[Task objective] Retype each entry below exactly as it stands.

[Input records]
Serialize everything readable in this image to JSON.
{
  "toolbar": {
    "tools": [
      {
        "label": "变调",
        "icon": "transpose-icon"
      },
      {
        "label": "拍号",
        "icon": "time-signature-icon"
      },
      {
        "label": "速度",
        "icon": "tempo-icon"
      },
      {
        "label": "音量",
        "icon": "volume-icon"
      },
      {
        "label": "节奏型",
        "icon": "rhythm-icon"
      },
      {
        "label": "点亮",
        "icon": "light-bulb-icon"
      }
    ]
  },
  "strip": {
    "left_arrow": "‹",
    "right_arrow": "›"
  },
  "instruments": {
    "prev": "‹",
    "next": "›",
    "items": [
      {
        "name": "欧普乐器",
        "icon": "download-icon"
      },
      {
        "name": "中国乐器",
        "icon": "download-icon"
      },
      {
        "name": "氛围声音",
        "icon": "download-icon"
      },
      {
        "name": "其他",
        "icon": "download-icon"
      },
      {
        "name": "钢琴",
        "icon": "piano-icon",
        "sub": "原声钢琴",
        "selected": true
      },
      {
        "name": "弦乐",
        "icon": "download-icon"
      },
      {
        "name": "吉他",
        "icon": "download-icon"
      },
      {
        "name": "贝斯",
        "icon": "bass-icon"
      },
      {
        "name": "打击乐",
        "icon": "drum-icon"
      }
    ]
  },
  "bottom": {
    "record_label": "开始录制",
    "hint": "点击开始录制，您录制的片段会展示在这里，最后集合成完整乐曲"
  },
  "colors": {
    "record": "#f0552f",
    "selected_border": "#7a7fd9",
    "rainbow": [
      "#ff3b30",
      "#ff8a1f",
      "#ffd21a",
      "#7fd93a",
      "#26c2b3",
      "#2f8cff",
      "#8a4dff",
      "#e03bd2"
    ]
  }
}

[Solved problem]
Serialize everything readable in this image to JSON.
{
  "toolbar": {
    "tools": [
      {
        "label": "变调",
        "icon": "transpose-icon"
      },
      {
        "label": "拍号",
        "icon": "time-signature-icon"
      },
      {
        "label": "速度",
        "icon": "tempo-icon"
      },
      {
        "label": "音量",
        "icon": "volume-icon"
      },
      {
        "label": "节奏型",
        "icon": "rhythm-icon"
      },
      {
        "label": "点亮",
        "icon": "light-bulb-icon"
      }
    ]
  },
  "strip": {
    "left_arrow": "‹",
    "right_arrow": "›"
  },
  "instruments": {
    "prev": "‹",
    "next": "›",
    "items": [
      {
        "name": "欧普乐器",
        "icon": "download-icon"
      },
      {
        "name": "中国乐器",
        "icon": "download-icon"
      },
      {
        "name": "氛围声音",
        "icon": "download-icon"
      },
      {
        "name": "其他",
        "icon": "download-icon"
      },
      {
        "name": "钢琴",
        "icon": "piano-icon",
        "sub": "原声钢琴",
        "selected": true
      },
      {
        "name": "弦乐",
        "icon": "download-icon"
      },
      {
        "name": "吉他",
        "icon": "download-icon"
      },
      {
        "name": "贝斯",
        "icon": "bass-icon"
      },
      {
        "name": "打击乐",
        "icon": "drum-icon"
      }
    ]
  },
  "bottom": {
    "record_label": "开始录制",
    "hint": "点击开始录制，您录制的片段会展示在这里，最后集合成完整乐曲"
  },
  "colors": {
    "record": "#f0552f",
    "selected_border": "#7a7fd9",
    "rainbow": [
      "#ff3b30",
      "#ff8a1f",
      "#ffd21a",
      "#7fd93a",
      "#26c2b3",
      "#2f8cff",
      "#8a4dff",
      "#e03bd2"
    ]
  }
}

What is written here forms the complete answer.